— Given problem —
Copy out each line exactly; pictures stay out of the copy.
※ ※ ※
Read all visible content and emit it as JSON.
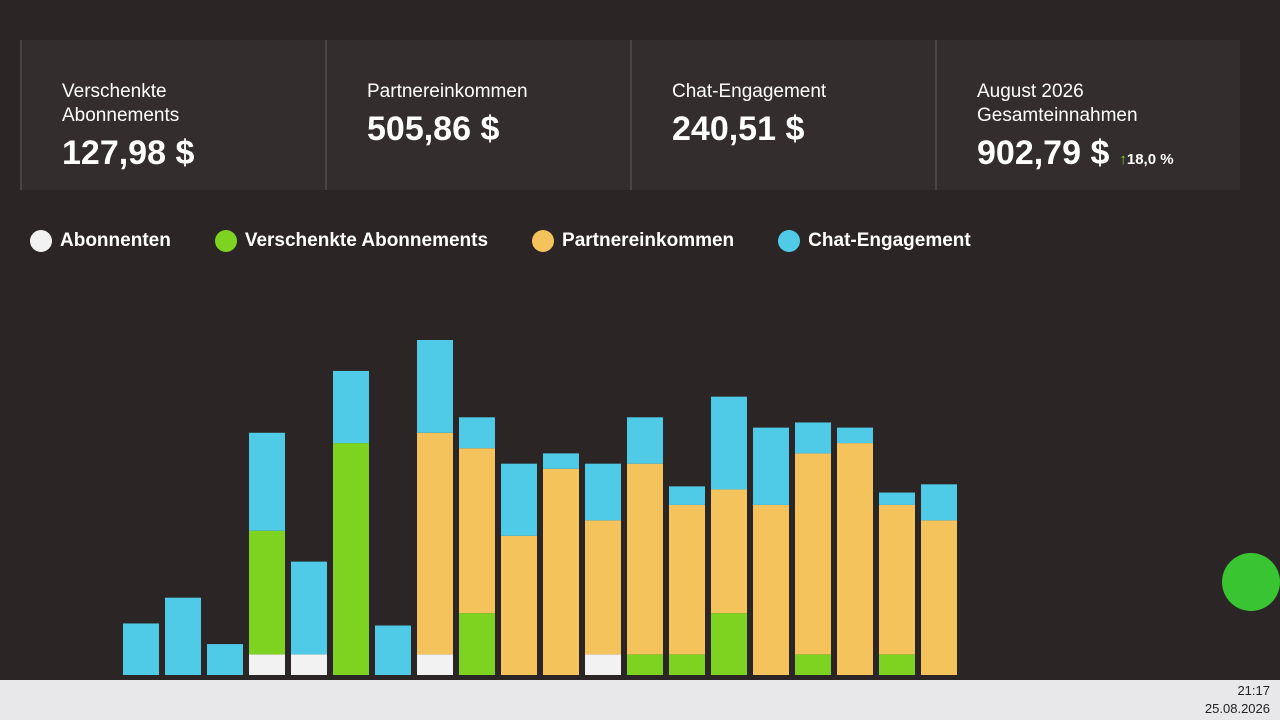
{
  "stats": [
    {
      "label": "Verschenkte Abonnements",
      "value": "127,98 $"
    },
    {
      "label": "Partnereinkommen",
      "value": "505,86 $"
    },
    {
      "label": "Chat-Engagement",
      "value": "240,51 $"
    },
    {
      "label": "August 2026 Gesamteinnahmen",
      "value": "902,79 $",
      "change": "18,0 %"
    }
  ],
  "chart_data": {
    "type": "bar",
    "stacked": true,
    "categories": [
      null,
      null,
      null,
      null,
      null,
      null,
      null,
      null,
      null,
      null,
      null,
      null,
      null,
      null,
      null,
      null,
      null,
      null,
      null,
      null
    ],
    "series": [
      {
        "name": "Abonnenten",
        "color": "#f2f2f2",
        "values": [
          0,
          0,
          0,
          20,
          20,
          0,
          0,
          20,
          0,
          0,
          0,
          20,
          0,
          0,
          0,
          0,
          0,
          0,
          0,
          0
        ]
      },
      {
        "name": "Verschenkte Abonnements",
        "color": "#7ed321",
        "values": [
          0,
          0,
          0,
          120,
          0,
          225,
          0,
          0,
          60,
          0,
          0,
          0,
          20,
          20,
          60,
          0,
          20,
          0,
          20,
          0
        ]
      },
      {
        "name": "Partnereinkommen",
        "color": "#f5c35c",
        "values": [
          0,
          0,
          0,
          0,
          0,
          0,
          0,
          215,
          160,
          135,
          200,
          130,
          185,
          145,
          120,
          165,
          195,
          225,
          145,
          150
        ]
      },
      {
        "name": "Chat-Engagement",
        "color": "#4fcbe8",
        "values": [
          50,
          75,
          30,
          95,
          90,
          70,
          48,
          90,
          30,
          70,
          15,
          55,
          45,
          18,
          90,
          75,
          30,
          15,
          12,
          35
        ]
      }
    ]
  },
  "taskbar": {
    "time": "21:17",
    "date": "25.08.2026"
  }
}
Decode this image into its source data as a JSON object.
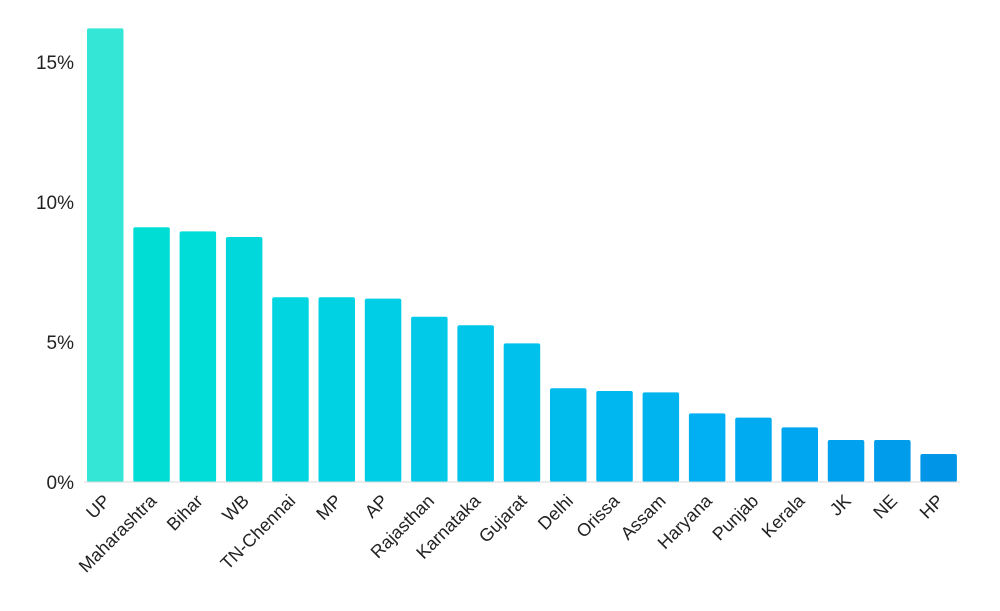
{
  "chart_data": {
    "type": "bar",
    "title": "",
    "xlabel": "",
    "ylabel": "",
    "ylim": [
      0,
      16.5
    ],
    "y_ticks": [
      {
        "value": 0,
        "label": "0%"
      },
      {
        "value": 5,
        "label": "5%"
      },
      {
        "value": 10,
        "label": "10%"
      },
      {
        "value": 15,
        "label": "15%"
      }
    ],
    "grid": false,
    "legend": "none",
    "categories": [
      "UP",
      "Maharashtra",
      "Bihar",
      "WB",
      "TN-Chennai",
      "MP",
      "AP",
      "Rajasthan",
      "Karnataka",
      "Gujarat",
      "Delhi",
      "Orissa",
      "Assam",
      "Haryana",
      "Punjab",
      "Kerala",
      "JK",
      "NE",
      "HP"
    ],
    "values": [
      16.2,
      9.1,
      8.95,
      8.75,
      6.6,
      6.6,
      6.55,
      5.9,
      5.6,
      4.95,
      3.35,
      3.25,
      3.2,
      2.45,
      2.3,
      1.95,
      1.5,
      1.5,
      1.0
    ],
    "colors": [
      "#33e6d5",
      "#00ddd5",
      "#00dcd8",
      "#00d8dc",
      "#00d5e0",
      "#00d2e3",
      "#00cee6",
      "#00cae8",
      "#00c6ea",
      "#00c1ec",
      "#00bced",
      "#00b8ef",
      "#00b4f0",
      "#00b0f2",
      "#00abf2",
      "#00a6f0",
      "#00a1ef",
      "#009cec",
      "#0095e6"
    ]
  }
}
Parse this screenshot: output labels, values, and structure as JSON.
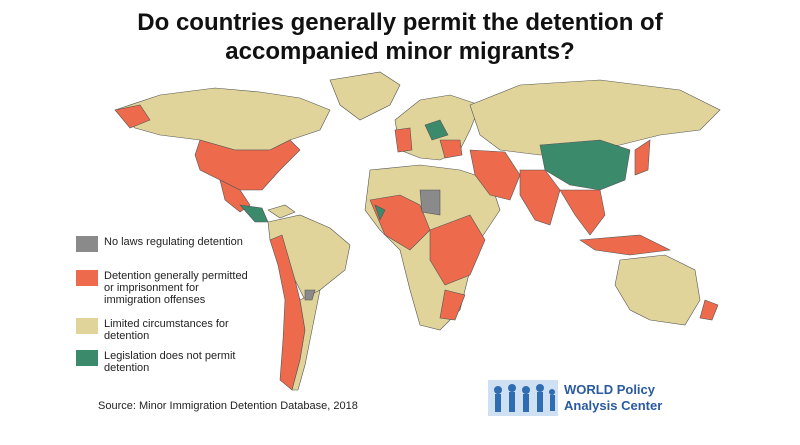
{
  "title": "Do countries generally permit the detention of accompanied minor migrants?",
  "legend": [
    {
      "label": "No laws regulating detention",
      "color": "#8a8a8a"
    },
    {
      "label": "Detention generally permitted or imprisonment for immigration offenses",
      "color": "#ee6a4d"
    },
    {
      "label": "Limited circumstances for detention",
      "color": "#e0d49a"
    },
    {
      "label": "Legislation does not permit detention",
      "color": "#3b8a6c"
    }
  ],
  "source": "Source: Minor Immigration Detention Database, 2018",
  "logo": {
    "line1": "WORLD Policy",
    "line2": "Analysis Center"
  }
}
※ ※ ※
— Result for this task —
Read all visible content and emit it as JSON.
{
  "stats": [
    {
      "label": "Verschenkte Abonnements",
      "value": "127,98 $"
    },
    {
      "label": "Partnereinkommen",
      "value": "505,86 $"
    },
    {
      "label": "Chat-Engagement",
      "value": "240,51 $"
    },
    {
      "label": "August 2026 Gesamteinnahmen",
      "value": "902,79 $",
      "change": "18,0 %"
    }
  ],
  "chart_data": {
    "type": "bar",
    "stacked": true,
    "categories": [
      null,
      null,
      null,
      null,
      null,
      null,
      null,
      null,
      null,
      null,
      null,
      null,
      null,
      null,
      null,
      null,
      null,
      null,
      null,
      null
    ],
    "series": [
      {
        "name": "Abonnenten",
        "color": "#f2f2f2",
        "values": [
          0,
          0,
          0,
          20,
          20,
          0,
          0,
          20,
          0,
          0,
          0,
          20,
          0,
          0,
          0,
          0,
          0,
          0,
          0,
          0
        ]
      },
      {
        "name": "Verschenkte Abonnements",
        "color": "#7ed321",
        "values": [
          0,
          0,
          0,
          120,
          0,
          225,
          0,
          0,
          60,
          0,
          0,
          0,
          20,
          20,
          60,
          0,
          20,
          0,
          20,
          0
        ]
      },
      {
        "name": "Partnereinkommen",
        "color": "#f5c35c",
        "values": [
          0,
          0,
          0,
          0,
          0,
          0,
          0,
          215,
          160,
          135,
          200,
          130,
          185,
          145,
          120,
          165,
          195,
          225,
          145,
          150
        ]
      },
      {
        "name": "Chat-Engagement",
        "color": "#4fcbe8",
        "values": [
          50,
          75,
          30,
          95,
          90,
          70,
          48,
          90,
          30,
          70,
          15,
          55,
          45,
          18,
          90,
          75,
          30,
          15,
          12,
          35
        ]
      }
    ]
  },
  "taskbar": {
    "time": "21:17",
    "date": "25.08.2026"
  }
}
Decode this image into its source data as a JSON object.
{
  "chart_data": {
    "type": "bar",
    "title": "",
    "xlabel": "",
    "ylabel": "",
    "ylim": [
      0,
      16.5
    ],
    "y_ticks": [
      {
        "value": 0,
        "label": "0%"
      },
      {
        "value": 5,
        "label": "5%"
      },
      {
        "value": 10,
        "label": "10%"
      },
      {
        "value": 15,
        "label": "15%"
      }
    ],
    "grid": false,
    "legend": "none",
    "categories": [
      "UP",
      "Maharashtra",
      "Bihar",
      "WB",
      "TN-Chennai",
      "MP",
      "AP",
      "Rajasthan",
      "Karnataka",
      "Gujarat",
      "Delhi",
      "Orissa",
      "Assam",
      "Haryana",
      "Punjab",
      "Kerala",
      "JK",
      "NE",
      "HP"
    ],
    "values": [
      16.2,
      9.1,
      8.95,
      8.75,
      6.6,
      6.6,
      6.55,
      5.9,
      5.6,
      4.95,
      3.35,
      3.25,
      3.2,
      2.45,
      2.3,
      1.95,
      1.5,
      1.5,
      1.0
    ],
    "colors": [
      "#33e6d5",
      "#00ddd5",
      "#00dcd8",
      "#00d8dc",
      "#00d5e0",
      "#00d2e3",
      "#00cee6",
      "#00cae8",
      "#00c6ea",
      "#00c1ec",
      "#00bced",
      "#00b8ef",
      "#00b4f0",
      "#00b0f2",
      "#00abf2",
      "#00a6f0",
      "#00a1ef",
      "#009cec",
      "#0095e6"
    ]
  }
}
Parse this screenshot: output labels, values, and structure as JSON.
{
  "title": "Do countries generally permit the detention of accompanied minor migrants?",
  "legend": [
    {
      "label": "No laws regulating detention",
      "color": "#8a8a8a"
    },
    {
      "label": "Detention generally permitted or imprisonment for immigration offenses",
      "color": "#ee6a4d"
    },
    {
      "label": "Limited circumstances for detention",
      "color": "#e0d49a"
    },
    {
      "label": "Legislation does not permit detention",
      "color": "#3b8a6c"
    }
  ],
  "source": "Source: Minor Immigration Detention Database, 2018",
  "logo": {
    "line1": "WORLD Policy",
    "line2": "Analysis Center"
  }
}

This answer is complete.